(Data records)
________

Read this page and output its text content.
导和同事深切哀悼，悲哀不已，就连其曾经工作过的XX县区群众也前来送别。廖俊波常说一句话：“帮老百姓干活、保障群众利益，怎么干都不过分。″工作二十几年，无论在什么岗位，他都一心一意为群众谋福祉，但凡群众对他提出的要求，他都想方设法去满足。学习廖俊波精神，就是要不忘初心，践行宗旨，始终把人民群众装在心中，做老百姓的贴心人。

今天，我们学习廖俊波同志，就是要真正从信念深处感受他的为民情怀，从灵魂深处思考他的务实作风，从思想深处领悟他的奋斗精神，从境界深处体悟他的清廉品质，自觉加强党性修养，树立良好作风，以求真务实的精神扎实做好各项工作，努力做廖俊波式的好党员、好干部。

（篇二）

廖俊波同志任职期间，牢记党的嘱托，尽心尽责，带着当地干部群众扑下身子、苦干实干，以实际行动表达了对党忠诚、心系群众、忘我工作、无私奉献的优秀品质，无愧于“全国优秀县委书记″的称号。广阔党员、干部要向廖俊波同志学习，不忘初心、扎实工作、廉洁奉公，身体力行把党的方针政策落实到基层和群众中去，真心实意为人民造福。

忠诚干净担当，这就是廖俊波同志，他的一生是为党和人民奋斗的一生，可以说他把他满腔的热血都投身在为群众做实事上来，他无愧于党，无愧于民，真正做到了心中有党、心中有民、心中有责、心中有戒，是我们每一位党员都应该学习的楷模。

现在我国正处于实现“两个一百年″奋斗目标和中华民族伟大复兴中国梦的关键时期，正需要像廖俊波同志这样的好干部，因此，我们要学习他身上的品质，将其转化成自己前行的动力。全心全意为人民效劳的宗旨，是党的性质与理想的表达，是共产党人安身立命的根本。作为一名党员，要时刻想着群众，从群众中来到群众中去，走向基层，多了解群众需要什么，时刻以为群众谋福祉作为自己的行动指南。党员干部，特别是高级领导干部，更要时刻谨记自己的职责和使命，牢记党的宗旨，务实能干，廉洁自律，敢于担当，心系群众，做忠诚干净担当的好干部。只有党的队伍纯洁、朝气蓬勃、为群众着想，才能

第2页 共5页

________

[Your goal]:
Point out every line holding the string "心系群众" and copy it.

[Answer to the exercise]:
廖俊波同志任职期间，牢记党的嘱托，尽心尽责，带着当地干部群众扑下身子、苦干实干，以实际行动表达了对党忠诚、心系群众、忘我工作、无私奉献的优秀品质，无愧于“全国优秀县委书记″的称号。广阔党员、干部要向廖俊波同志学习，不忘初心、扎实工作、廉洁奉公，身体力行把党的方针政策落实到基层和群众中去，真心实意为人民造福。
现在我国正处于实现“两个一百年″奋斗目标和中华民族伟大复兴中国梦的关键时期，正需要像廖俊波同志这样的好干部，因此，我们要学习他身上的品质，将其转化成自己前行的动力。全心全意为人民效劳的宗旨，是党的性质与理想的表达，是共产党人安身立命的根本。作为一名党员，要时刻想着群众，从群众中来到群众中去，走向基层，多了解群众需要什么，时刻以为群众谋福祉作为自己的行动指南。党员干部，特别是高级领导干部，更要时刻谨记自己的职责和使命，牢记党的宗旨，务实能干，廉洁自律，敢于担当，心系群众，做忠诚干净担当的好干部。只有党的队伍纯洁、朝气蓬勃、为群众着想，才能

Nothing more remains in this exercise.